_EXERCISE INSTRUCTIONS_
All lines holding the string "SRMTID" are to be shown.

_RECORDS SHOWN_
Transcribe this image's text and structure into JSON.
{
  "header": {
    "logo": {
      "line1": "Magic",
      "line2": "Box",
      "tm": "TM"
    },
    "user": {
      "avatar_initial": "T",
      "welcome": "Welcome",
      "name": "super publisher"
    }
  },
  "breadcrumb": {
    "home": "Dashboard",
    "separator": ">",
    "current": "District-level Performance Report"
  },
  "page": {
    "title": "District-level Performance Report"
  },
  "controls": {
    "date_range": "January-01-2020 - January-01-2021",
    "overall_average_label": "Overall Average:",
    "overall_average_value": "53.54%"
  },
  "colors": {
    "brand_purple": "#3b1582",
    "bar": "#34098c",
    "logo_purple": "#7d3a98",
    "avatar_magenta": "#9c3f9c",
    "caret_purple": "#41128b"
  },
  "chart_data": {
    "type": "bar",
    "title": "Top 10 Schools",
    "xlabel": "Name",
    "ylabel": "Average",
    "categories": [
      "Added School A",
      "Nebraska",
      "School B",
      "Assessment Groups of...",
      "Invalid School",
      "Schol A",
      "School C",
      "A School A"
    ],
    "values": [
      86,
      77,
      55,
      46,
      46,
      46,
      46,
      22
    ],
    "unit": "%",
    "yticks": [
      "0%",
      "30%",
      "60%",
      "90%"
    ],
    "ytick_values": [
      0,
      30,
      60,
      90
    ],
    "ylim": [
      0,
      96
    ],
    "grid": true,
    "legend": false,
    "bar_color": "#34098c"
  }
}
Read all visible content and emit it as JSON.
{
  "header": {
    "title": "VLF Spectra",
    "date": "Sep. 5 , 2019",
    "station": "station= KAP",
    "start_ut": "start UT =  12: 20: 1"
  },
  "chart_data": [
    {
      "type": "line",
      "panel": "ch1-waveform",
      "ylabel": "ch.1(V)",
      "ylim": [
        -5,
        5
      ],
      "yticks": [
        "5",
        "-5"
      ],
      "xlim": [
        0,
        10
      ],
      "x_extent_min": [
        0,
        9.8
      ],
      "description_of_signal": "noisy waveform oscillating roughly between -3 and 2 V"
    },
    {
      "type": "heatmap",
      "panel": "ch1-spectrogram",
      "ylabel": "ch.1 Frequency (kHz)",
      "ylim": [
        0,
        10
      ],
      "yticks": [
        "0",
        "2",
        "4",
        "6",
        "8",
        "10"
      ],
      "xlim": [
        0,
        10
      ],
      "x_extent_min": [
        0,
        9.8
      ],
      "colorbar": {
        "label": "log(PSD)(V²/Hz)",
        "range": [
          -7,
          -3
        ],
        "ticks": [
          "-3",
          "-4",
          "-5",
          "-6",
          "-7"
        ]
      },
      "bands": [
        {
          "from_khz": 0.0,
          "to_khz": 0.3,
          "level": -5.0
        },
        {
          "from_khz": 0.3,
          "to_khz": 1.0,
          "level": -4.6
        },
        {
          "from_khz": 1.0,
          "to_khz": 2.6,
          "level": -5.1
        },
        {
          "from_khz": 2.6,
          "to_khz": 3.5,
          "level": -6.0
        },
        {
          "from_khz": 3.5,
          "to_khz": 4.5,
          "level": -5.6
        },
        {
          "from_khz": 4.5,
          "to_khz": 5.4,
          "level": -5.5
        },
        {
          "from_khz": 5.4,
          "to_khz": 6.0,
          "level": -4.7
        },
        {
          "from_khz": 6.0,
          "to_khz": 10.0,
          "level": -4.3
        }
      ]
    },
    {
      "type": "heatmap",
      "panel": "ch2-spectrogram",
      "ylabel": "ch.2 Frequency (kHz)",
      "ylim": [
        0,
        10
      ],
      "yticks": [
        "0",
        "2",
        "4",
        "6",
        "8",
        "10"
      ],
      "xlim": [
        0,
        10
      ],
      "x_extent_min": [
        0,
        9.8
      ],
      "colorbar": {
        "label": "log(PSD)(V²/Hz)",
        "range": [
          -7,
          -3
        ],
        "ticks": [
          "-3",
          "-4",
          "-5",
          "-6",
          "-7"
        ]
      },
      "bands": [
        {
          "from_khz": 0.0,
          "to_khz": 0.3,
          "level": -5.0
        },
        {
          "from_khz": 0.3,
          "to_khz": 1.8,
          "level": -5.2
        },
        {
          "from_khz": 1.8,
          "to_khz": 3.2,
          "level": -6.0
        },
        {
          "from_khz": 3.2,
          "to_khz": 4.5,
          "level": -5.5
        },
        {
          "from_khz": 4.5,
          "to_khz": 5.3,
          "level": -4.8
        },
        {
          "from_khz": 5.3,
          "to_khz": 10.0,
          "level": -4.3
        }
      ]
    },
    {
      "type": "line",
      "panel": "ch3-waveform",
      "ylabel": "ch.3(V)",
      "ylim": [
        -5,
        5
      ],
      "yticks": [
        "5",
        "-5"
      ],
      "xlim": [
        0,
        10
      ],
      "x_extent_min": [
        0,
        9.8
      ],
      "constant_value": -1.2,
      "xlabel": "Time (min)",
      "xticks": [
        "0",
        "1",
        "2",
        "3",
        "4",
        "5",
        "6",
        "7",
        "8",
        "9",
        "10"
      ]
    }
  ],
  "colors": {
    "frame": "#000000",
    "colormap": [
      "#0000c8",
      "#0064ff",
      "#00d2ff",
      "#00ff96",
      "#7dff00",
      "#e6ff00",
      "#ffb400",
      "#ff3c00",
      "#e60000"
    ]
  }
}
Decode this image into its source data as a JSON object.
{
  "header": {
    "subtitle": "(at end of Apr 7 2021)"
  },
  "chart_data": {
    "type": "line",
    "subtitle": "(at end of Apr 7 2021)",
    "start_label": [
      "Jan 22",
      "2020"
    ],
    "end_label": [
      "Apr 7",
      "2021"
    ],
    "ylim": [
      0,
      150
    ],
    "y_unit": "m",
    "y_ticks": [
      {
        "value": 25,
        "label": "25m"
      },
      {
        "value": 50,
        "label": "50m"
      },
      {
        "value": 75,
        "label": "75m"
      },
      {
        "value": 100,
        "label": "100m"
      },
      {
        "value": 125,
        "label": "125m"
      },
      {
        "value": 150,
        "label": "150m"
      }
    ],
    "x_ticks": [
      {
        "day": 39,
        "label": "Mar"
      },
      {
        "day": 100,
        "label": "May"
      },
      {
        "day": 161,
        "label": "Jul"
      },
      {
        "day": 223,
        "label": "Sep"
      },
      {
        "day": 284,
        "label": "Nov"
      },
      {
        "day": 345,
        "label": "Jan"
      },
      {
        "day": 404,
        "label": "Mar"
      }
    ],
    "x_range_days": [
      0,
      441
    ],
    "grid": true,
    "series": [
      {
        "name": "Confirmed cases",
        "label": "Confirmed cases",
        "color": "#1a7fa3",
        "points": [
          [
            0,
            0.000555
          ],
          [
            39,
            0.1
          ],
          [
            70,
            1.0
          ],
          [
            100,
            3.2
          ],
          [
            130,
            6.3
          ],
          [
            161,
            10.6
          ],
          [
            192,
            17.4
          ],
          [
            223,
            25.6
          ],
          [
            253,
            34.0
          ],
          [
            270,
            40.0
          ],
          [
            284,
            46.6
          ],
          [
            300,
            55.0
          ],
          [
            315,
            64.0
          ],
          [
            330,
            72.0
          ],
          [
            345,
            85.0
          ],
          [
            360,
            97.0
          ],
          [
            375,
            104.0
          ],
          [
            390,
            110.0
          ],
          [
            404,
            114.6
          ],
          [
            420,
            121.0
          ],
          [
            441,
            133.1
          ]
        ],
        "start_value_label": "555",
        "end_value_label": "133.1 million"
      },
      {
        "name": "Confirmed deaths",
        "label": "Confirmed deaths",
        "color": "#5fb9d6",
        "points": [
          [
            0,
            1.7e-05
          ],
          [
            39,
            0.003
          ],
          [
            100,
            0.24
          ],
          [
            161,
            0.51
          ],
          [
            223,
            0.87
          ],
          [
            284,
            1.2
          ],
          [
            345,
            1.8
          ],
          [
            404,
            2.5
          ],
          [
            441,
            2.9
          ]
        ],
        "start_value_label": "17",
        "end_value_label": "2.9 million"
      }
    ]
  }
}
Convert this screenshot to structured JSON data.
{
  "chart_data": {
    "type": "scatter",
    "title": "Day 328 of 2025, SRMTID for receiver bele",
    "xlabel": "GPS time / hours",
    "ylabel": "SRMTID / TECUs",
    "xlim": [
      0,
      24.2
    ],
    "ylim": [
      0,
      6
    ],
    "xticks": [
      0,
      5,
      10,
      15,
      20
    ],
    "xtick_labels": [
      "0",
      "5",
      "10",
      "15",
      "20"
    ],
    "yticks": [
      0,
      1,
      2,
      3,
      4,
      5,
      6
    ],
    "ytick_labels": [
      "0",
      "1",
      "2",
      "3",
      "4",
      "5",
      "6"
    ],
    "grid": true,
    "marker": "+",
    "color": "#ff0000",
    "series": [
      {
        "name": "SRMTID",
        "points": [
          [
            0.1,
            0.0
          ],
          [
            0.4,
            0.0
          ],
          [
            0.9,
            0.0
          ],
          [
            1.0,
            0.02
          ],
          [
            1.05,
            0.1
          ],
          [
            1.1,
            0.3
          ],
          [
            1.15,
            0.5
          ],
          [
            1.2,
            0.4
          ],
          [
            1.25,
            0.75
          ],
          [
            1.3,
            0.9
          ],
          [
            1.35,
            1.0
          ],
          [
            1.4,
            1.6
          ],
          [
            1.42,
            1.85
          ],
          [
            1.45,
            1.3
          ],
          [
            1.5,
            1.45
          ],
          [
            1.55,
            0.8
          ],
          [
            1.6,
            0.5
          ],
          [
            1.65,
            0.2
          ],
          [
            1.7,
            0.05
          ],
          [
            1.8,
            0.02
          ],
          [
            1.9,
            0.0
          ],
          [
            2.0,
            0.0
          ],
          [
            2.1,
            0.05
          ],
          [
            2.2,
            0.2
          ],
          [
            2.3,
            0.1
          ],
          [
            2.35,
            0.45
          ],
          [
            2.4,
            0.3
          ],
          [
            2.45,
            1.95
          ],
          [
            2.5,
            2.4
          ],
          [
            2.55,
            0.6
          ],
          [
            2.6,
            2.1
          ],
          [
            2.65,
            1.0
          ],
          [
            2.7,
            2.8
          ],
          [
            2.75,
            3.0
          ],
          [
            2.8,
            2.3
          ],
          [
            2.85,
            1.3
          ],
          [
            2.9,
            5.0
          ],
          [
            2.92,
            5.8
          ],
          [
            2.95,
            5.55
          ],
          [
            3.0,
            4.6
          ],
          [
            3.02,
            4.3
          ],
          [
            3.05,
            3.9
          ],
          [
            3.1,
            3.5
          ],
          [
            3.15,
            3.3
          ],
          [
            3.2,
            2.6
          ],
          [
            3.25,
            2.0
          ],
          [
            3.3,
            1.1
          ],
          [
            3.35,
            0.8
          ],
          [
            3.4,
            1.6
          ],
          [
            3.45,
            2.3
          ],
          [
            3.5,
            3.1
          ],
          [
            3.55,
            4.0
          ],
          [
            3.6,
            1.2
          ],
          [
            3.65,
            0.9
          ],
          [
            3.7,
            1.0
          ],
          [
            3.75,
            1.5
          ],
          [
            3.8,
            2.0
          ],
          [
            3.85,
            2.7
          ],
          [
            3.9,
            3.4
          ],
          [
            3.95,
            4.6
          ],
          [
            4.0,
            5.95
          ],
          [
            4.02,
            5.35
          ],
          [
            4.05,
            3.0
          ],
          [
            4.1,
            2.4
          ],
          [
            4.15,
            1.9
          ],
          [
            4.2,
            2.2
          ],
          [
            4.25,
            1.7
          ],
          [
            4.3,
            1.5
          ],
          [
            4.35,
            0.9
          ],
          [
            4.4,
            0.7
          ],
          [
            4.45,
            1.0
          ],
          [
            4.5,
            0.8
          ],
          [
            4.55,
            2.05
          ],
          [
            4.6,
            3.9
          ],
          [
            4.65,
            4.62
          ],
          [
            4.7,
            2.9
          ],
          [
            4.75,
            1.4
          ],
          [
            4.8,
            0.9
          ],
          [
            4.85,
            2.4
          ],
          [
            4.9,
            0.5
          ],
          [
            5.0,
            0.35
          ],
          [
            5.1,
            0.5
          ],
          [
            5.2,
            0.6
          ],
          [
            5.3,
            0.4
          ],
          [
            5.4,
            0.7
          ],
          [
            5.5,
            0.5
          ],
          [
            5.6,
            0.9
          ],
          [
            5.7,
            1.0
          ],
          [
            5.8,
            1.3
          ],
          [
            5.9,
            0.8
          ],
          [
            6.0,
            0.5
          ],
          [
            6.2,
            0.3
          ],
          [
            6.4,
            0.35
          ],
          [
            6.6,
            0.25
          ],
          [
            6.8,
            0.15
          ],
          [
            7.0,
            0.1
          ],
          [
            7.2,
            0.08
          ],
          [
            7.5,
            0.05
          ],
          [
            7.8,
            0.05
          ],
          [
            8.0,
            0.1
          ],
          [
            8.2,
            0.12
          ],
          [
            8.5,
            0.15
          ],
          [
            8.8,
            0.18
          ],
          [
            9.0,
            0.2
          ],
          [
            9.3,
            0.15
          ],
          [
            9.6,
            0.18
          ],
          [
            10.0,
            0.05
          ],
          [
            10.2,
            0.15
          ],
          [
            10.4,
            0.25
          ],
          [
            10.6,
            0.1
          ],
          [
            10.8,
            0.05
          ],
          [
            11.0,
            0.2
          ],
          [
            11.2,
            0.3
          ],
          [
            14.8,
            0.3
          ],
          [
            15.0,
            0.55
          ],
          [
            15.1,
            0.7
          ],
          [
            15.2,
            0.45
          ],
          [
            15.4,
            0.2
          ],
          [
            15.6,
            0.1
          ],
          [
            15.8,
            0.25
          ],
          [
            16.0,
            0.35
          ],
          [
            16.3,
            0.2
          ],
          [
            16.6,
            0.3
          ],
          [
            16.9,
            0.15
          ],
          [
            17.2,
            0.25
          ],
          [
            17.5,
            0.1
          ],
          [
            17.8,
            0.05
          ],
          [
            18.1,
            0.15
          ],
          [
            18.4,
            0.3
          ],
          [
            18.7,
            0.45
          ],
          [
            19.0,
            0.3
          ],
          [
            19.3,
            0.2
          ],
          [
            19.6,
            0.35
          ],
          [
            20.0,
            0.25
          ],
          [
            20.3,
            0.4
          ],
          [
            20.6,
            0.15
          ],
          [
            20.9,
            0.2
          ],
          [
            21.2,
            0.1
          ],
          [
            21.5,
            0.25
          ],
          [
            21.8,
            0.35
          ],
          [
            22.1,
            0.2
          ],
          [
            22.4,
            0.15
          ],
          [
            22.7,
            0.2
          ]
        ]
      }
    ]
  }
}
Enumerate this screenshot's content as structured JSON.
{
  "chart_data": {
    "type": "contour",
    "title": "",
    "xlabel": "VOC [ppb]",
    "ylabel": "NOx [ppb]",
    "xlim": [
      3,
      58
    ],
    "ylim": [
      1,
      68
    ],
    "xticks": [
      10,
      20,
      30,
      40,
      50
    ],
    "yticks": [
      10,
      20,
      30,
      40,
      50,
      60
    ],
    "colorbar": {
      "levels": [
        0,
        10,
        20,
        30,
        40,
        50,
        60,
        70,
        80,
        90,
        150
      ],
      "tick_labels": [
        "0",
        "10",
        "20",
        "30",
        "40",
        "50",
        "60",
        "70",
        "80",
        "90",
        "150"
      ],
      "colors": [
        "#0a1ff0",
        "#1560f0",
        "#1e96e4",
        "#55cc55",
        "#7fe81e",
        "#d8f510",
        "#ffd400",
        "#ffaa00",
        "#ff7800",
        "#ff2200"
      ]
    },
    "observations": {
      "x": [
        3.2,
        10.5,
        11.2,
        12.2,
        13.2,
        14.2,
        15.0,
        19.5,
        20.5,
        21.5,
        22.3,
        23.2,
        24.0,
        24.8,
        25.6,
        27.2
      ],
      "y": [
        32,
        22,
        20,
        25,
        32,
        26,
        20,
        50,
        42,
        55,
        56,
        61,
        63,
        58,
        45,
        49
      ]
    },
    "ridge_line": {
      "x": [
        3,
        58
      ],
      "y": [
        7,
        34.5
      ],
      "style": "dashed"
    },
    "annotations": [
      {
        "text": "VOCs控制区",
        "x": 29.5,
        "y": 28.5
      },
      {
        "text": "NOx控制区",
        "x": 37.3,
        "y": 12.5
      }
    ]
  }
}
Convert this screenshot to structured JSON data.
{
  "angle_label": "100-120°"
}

_SOLUTION TO THE EXERCISE_
    "title": "Day 328 of 2025, SRMTID for receiver bele",
    "ylabel": "SRMTID / TECUs",
        "name": "SRMTID",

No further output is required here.